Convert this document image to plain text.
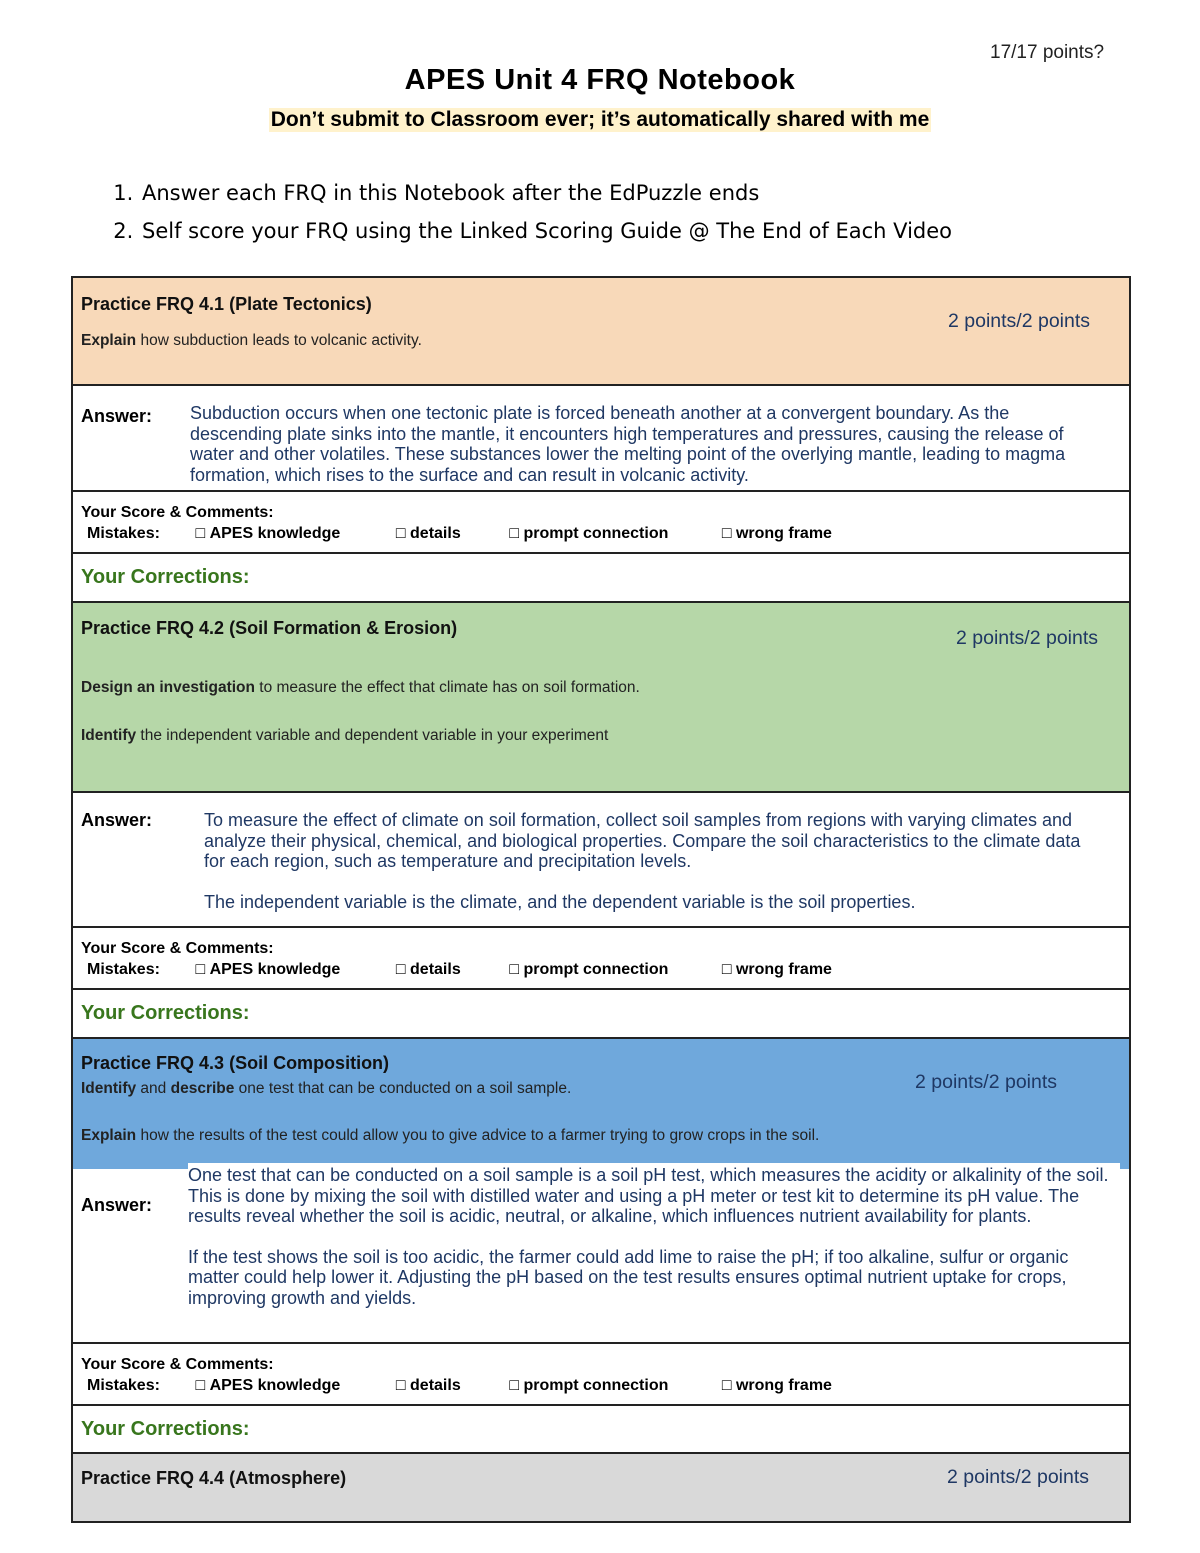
17/17 points?
APES Unit 4 FRQ Notebook
Don’t submit to Classroom ever; it’s automatically shared with me
1. Answer each FRQ in this Notebook after the EdPuzzle ends
2. Self score your FRQ using the Linked Scoring Guide @ The End of Each Video
Practice FRQ 4.1 (Plate Tectonics)
2 points/2 points
Explain how subduction leads to volcanic activity.
Answer: Subduction occurs when one tectonic plate is forced beneath another at a convergent boundary. As the descending plate sinks into the mantle, it encounters high temperatures and pressures, causing the release of water and other volatiles. These substances lower the melting point of the overlying mantle, leading to magma formation, which rises to the surface and can result in volcanic activity.

Your Score & Comments:
Mistakes: □ APES knowledge	□ details	□ prompt connection	□ wrong frame
Your Corrections:
Practice FRQ 4.2 (Soil Formation & Erosion)	2 points/2 points
Design an investigation to measure the effect that climate has on soil formation.
Identify the independent variable and dependent variable in your experiment
Answer:	To measure the effect of climate on soil formation, collect soil samples from regions with varying climates and analyze their physical, chemical, and biological properties. Compare the soil characteristics to the climate data for each region, such as temperature and precipitation levels.

The independent variable is the climate, and the dependent variable is the soil properties.

Your Score & Comments:
Mistakes: □ APES knowledge	□ details	□ prompt connection	□ wrong frame
Your Corrections:
Practice FRQ 4.3 (Soil Composition)
2 points/2 points
Identify and describe one test that can be conducted on a soil sample.
Explain how the results of the test could allow you to give advice to a farmer trying to grow crops in the soil.
Answer:

One test that can be conducted on a soil sample is a soil pH test, which measures the acidity or alkalinity of the soil. This is done by mixing the soil with distilled water and using a pH meter or test kit to determine its pH value. The results reveal whether the soil is acidic, neutral, or alkaline, which influences nutrient availability for plants.

If the test shows the soil is too acidic, the farmer could add lime to raise the pH; if too alkaline, sulfur or organic matter could help lower it. Adjusting the pH based on the test results ensures optimal nutrient uptake for crops, improving growth and yields.

Your Score & Comments:
Mistakes: □ APES knowledge	□ details	□ prompt connection	□ wrong frame
Your Corrections:
Practice FRQ 4.4 (Atmosphere)	2 points/2 points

****************************************

Exercise brief = Pull out every line of the records that includes the string "activity".

Exercise answer =
Explain how subduction leads to volcanic activity.
Answer: Subduction occurs when one tectonic plate is forced beneath another at a convergent boundary. As the descending plate sinks into the mantle, it encounters high temperatures and pressures, causing the release of water and other volatiles. These substances lower the melting point of the overlying mantle, leading to magma formation, which rises to the surface and can result in volcanic activity.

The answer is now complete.